What the task asks: Among the following entries, count the lines that contain "может" and report only the result.

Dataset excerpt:
━━━━━━

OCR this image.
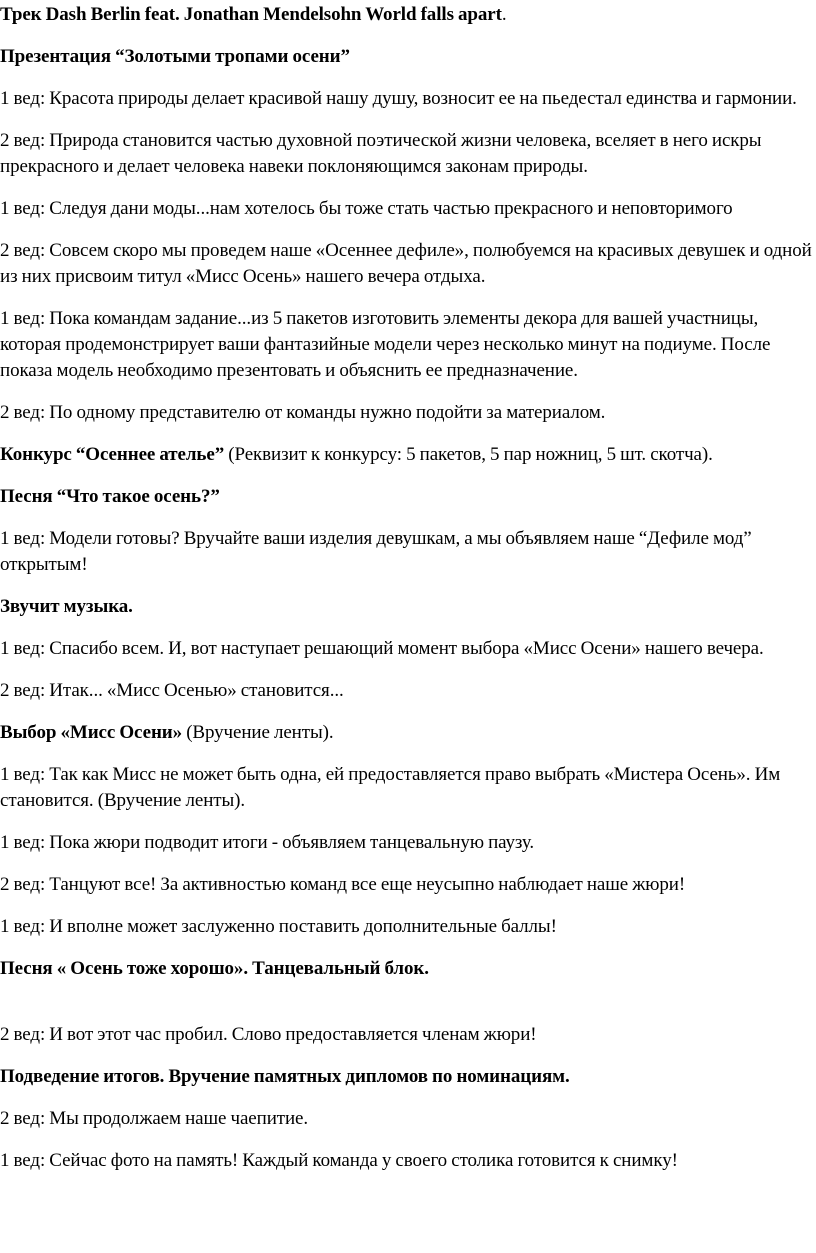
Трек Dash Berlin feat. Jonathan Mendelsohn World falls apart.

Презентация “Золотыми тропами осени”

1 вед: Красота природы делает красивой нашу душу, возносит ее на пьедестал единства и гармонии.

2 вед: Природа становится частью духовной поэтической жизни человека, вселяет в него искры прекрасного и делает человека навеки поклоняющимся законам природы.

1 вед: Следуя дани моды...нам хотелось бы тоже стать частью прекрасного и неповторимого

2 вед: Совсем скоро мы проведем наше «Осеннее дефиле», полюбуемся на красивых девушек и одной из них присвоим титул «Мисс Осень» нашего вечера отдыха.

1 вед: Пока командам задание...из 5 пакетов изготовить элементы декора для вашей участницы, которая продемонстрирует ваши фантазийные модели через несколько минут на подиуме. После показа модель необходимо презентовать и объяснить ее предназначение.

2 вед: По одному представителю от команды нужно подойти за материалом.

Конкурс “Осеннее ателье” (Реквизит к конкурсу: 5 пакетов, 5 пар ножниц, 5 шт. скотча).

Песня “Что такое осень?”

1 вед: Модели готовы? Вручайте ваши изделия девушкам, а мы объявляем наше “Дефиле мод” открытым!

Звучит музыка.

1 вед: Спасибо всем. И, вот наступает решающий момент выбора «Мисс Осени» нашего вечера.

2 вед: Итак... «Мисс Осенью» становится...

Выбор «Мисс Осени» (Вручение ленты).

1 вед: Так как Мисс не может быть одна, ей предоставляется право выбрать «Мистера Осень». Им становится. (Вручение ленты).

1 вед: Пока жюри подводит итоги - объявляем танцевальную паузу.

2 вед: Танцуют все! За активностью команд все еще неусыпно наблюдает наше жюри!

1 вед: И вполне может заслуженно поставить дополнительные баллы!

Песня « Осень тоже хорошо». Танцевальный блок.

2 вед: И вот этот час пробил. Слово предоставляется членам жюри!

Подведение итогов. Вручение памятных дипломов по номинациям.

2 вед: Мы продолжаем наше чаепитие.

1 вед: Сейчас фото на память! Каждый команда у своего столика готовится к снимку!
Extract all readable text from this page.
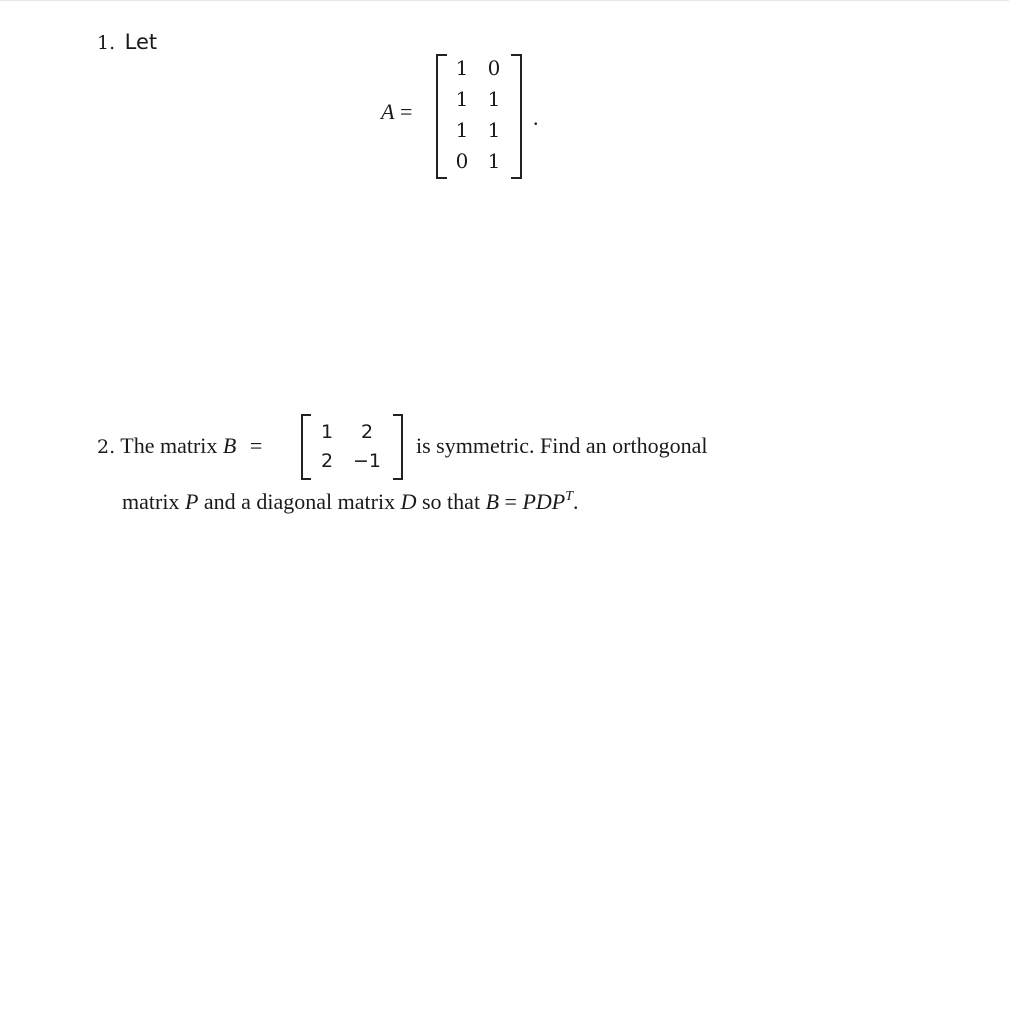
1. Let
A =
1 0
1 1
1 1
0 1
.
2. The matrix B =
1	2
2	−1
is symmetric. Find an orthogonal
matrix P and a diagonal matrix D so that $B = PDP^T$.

━━━━━━

Result for this exercise: 2